- [JOB]: Go through the records below line by line. Count the lines with "JSON" and give the count alone.

- [RECORDS PROVIDED]:
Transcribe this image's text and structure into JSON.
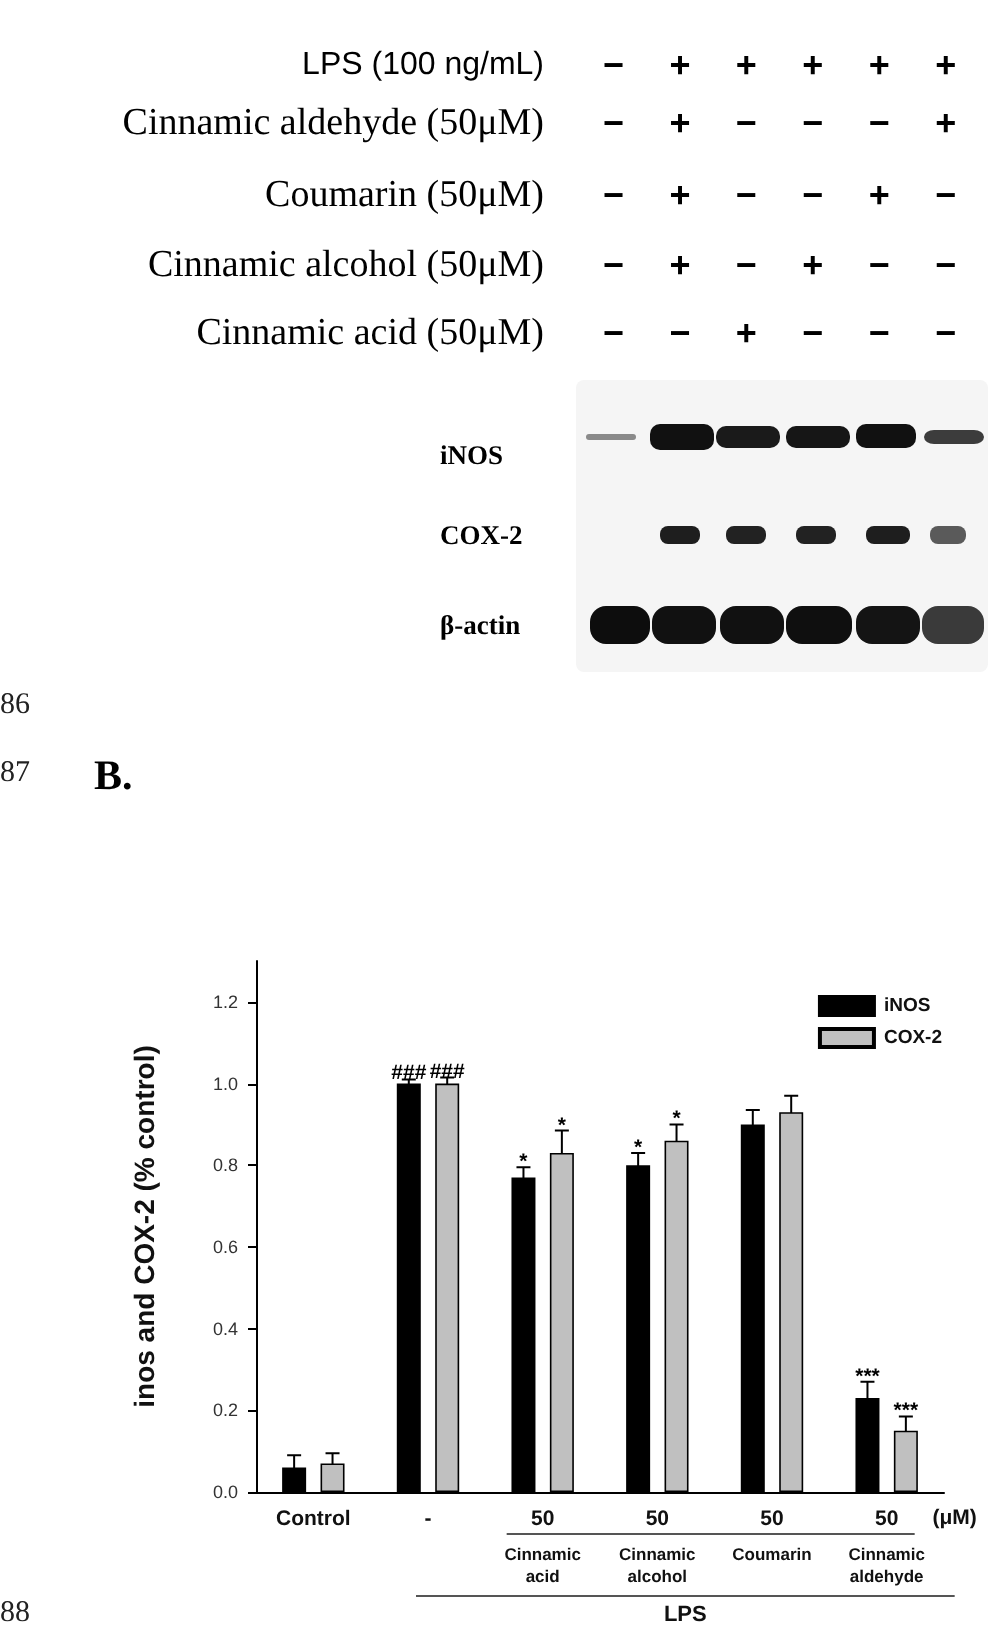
{
  "chart_data": [
    {
      "type": "other",
      "annotations": [
        "LPS (100 ng/mL)",
        "Cinnamic aldehyde (50μM)",
        "Coumarin (50μM)",
        "Cinnamic alcohol (50μM)",
        "Cinnamic acid (50μM)",
        "− + + + + +",
        "− + − − − +",
        "− + − − + −",
        "− + − + − −",
        "− − + − − −",
        "iNOS",
        "COX-2",
        "β-actin",
        "86"
      ]
    },
    {
      "type": "bar",
      "title": "B.",
      "ylabel": "inos and COX-2 (% control)",
      "categories": [
        "Control",
        "-",
        "50",
        "50",
        "50",
        "50"
      ],
      "series": [
        {
          "name": "iNOS",
          "color": "#000000",
          "values": [
            0.06,
            1.0,
            0.77,
            0.8,
            0.9,
            0.23
          ],
          "errors": [
            0.03,
            0.01,
            0.025,
            0.03,
            0.035,
            0.04
          ],
          "value_labels": [
            null,
            "###",
            "*",
            "*",
            null,
            "***"
          ]
        },
        {
          "name": "COX-2",
          "color": "#c0c0c0",
          "values": [
            0.07,
            1.0,
            0.83,
            0.86,
            0.93,
            0.15
          ],
          "errors": [
            0.025,
            0.015,
            0.055,
            0.04,
            0.04,
            0.035
          ],
          "value_labels": [
            null,
            "###",
            "*",
            "*",
            null,
            "***"
          ]
        }
      ],
      "ylim": [
        0,
        1.3
      ],
      "yticks": [
        {
          "value": 0,
          "label": "0.0"
        },
        0.2,
        0.4,
        0.6,
        0.8,
        {
          "value": 1,
          "label": "1.0"
        },
        1.2
      ],
      "legend": "top right",
      "annotations": [
        "(μM)",
        "Cinnamic acid",
        "Cinnamic alcohol",
        "Coumarin",
        "Cinnamic aldehyde",
        "LPS",
        "87",
        "88"
      ]
    }
  ]
}
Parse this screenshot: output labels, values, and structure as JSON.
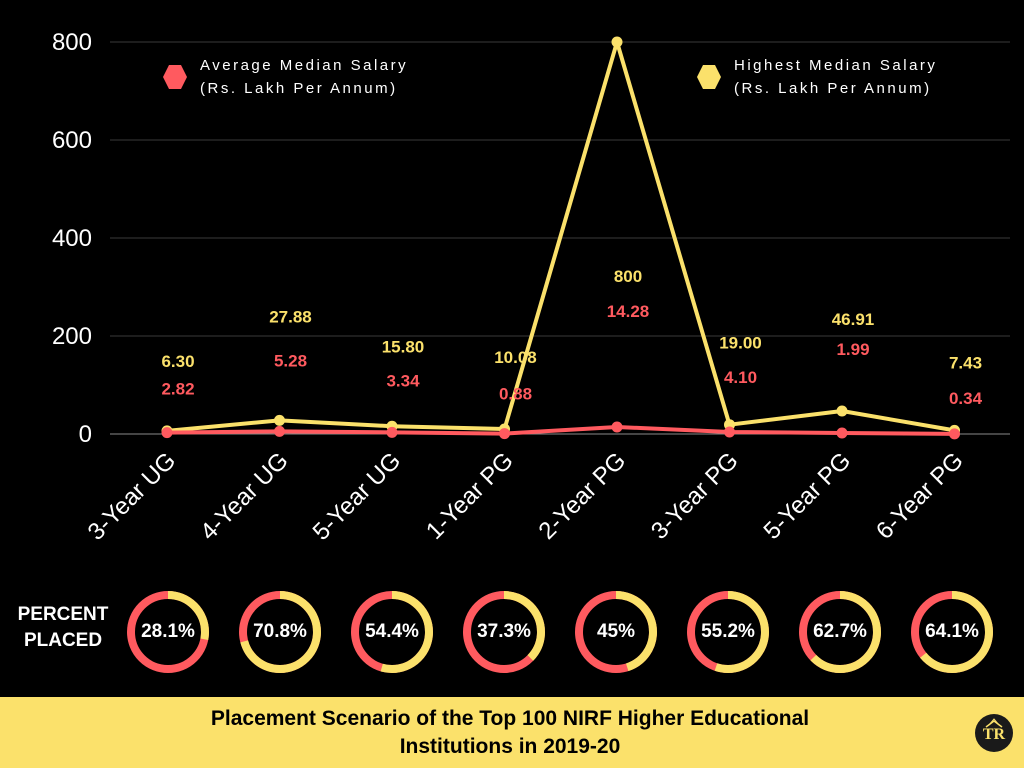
{
  "chart_data": {
    "type": "line",
    "categories": [
      "3-Year UG",
      "4-Year UG",
      "5-Year UG",
      "1-Year PG",
      "2-Year PG",
      "3-Year PG",
      "5-Year PG",
      "6-Year PG"
    ],
    "series": [
      {
        "name": "Average Median Salary (Rs. Lakh Per Annum)",
        "legend_lines": [
          "Average  Median  Salary",
          "(Rs. Lakh Per Annum)"
        ],
        "color": "#ff5a5f",
        "values": [
          2.82,
          5.28,
          3.34,
          0.88,
          14.28,
          4.1,
          1.99,
          0.34
        ],
        "labels": [
          "2.82",
          "5.28",
          "3.34",
          "0.88",
          "14.28",
          "4.10",
          "1.99",
          "0.34"
        ]
      },
      {
        "name": "Highest Median Salary (Rs. Lakh Per Annum)",
        "legend_lines": [
          "Highest Median Salary",
          "(Rs. Lakh Per Annum)"
        ],
        "color": "#fbe16b",
        "values": [
          6.3,
          27.88,
          15.8,
          10.08,
          800,
          19.0,
          46.91,
          7.43
        ],
        "labels": [
          "6.30",
          "27.88",
          "15.80",
          "10.08",
          "800",
          "19.00",
          "46.91",
          "7.43"
        ]
      }
    ],
    "yticks": [
      0,
      200,
      400,
      600,
      800
    ],
    "ylim": [
      0,
      800
    ],
    "grid": true,
    "xlabel_rotation_deg": -45
  },
  "percent_placed": {
    "label_lines": [
      "PERCENT",
      "PLACED"
    ],
    "values": [
      28.1,
      70.8,
      54.4,
      37.3,
      45,
      55.2,
      62.7,
      64.1
    ],
    "labels": [
      "28.1%",
      "70.8%",
      "54.4%",
      "37.3%",
      "45%",
      "55.2%",
      "62.7%",
      "64.1%"
    ],
    "placed_color": "#fbe16b",
    "remaining_color": "#ff5a5f"
  },
  "footer": {
    "title_lines": [
      "Placement Scenario of the Top 100 NIRF Higher Educational",
      "Institutions in 2019-20"
    ],
    "background": "#fbe16b",
    "logo_text": "TR"
  }
}
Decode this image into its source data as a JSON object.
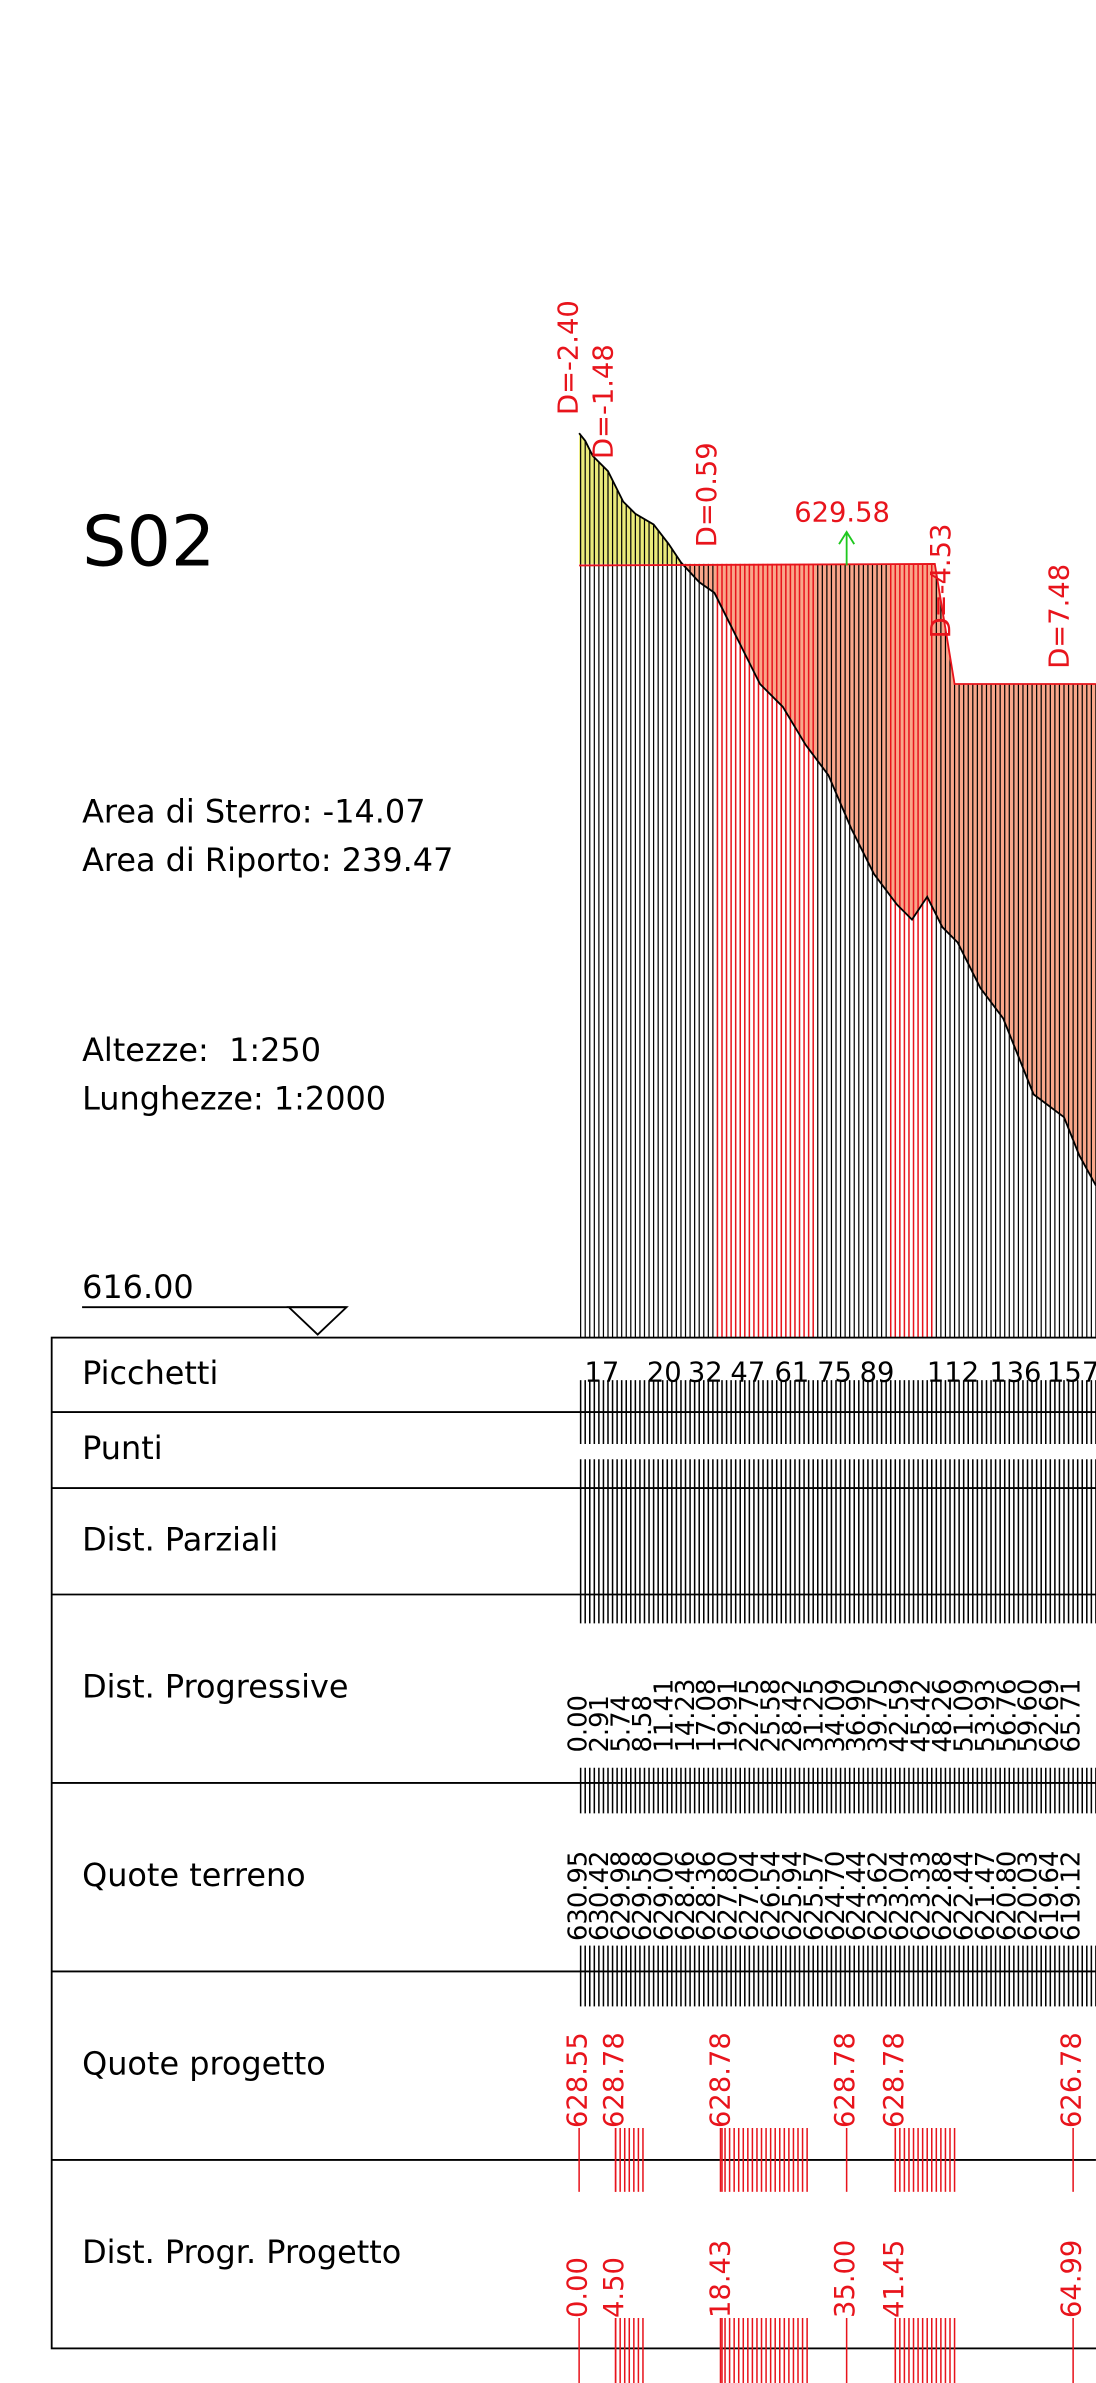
{
  "title": "S02",
  "areas": {
    "sterro": "Area di Sterro: -14.07",
    "riporto": "Area di Riporto: 239.47"
  },
  "scales": {
    "altezze": "Altezze:  1:250",
    "lunghezze": "Lunghezze: 1:2000"
  },
  "reference_level": "616.00",
  "annotations": [
    "D=-2.40",
    "D=-1.48",
    "D=0.59",
    "629.58",
    "D=-4.53",
    "D=7.48"
  ],
  "table": {
    "rows": [
      "Picchetti",
      "Punti",
      "Dist. Parziali",
      "Dist. Progressive",
      "Quote terreno",
      "Quote progetto",
      "Dist. Progr. Progetto"
    ]
  },
  "picchetti": [
    "17",
    "20",
    "32",
    "47",
    "61",
    "75",
    "89",
    "112",
    "136",
    "157"
  ],
  "dist_progressive": [
    "0.00",
    "2.91",
    "5.74",
    "8.58",
    "11.41",
    "14.23",
    "17.08",
    "19.91",
    "22.75",
    "25.58",
    "28.42",
    "31.25",
    "34.09",
    "36.90",
    "39.75",
    "42.59",
    "45.42",
    "48.26",
    "51.09",
    "53.93",
    "56.76",
    "59.60",
    "62.69",
    "65.71"
  ],
  "quote_terreno": [
    "630.95",
    "630.42",
    "629.98",
    "629.58",
    "629.00",
    "628.46",
    "628.36",
    "627.80",
    "627.04",
    "626.54",
    "625.94",
    "625.57",
    "624.70",
    "624.44",
    "623.62",
    "623.04",
    "623.33",
    "622.88",
    "622.44",
    "621.47",
    "620.80",
    "620.03",
    "619.64",
    "619.12"
  ],
  "quote_progetto": [
    "628.55",
    "628.78",
    "628.78",
    "628.78",
    "628.78",
    "626.78"
  ],
  "dist_progr_progetto": [
    "0.00",
    "4.50",
    "18.43",
    "35.00",
    "41.45",
    "64.99"
  ]
}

- [RESPONSE BELOW]: 3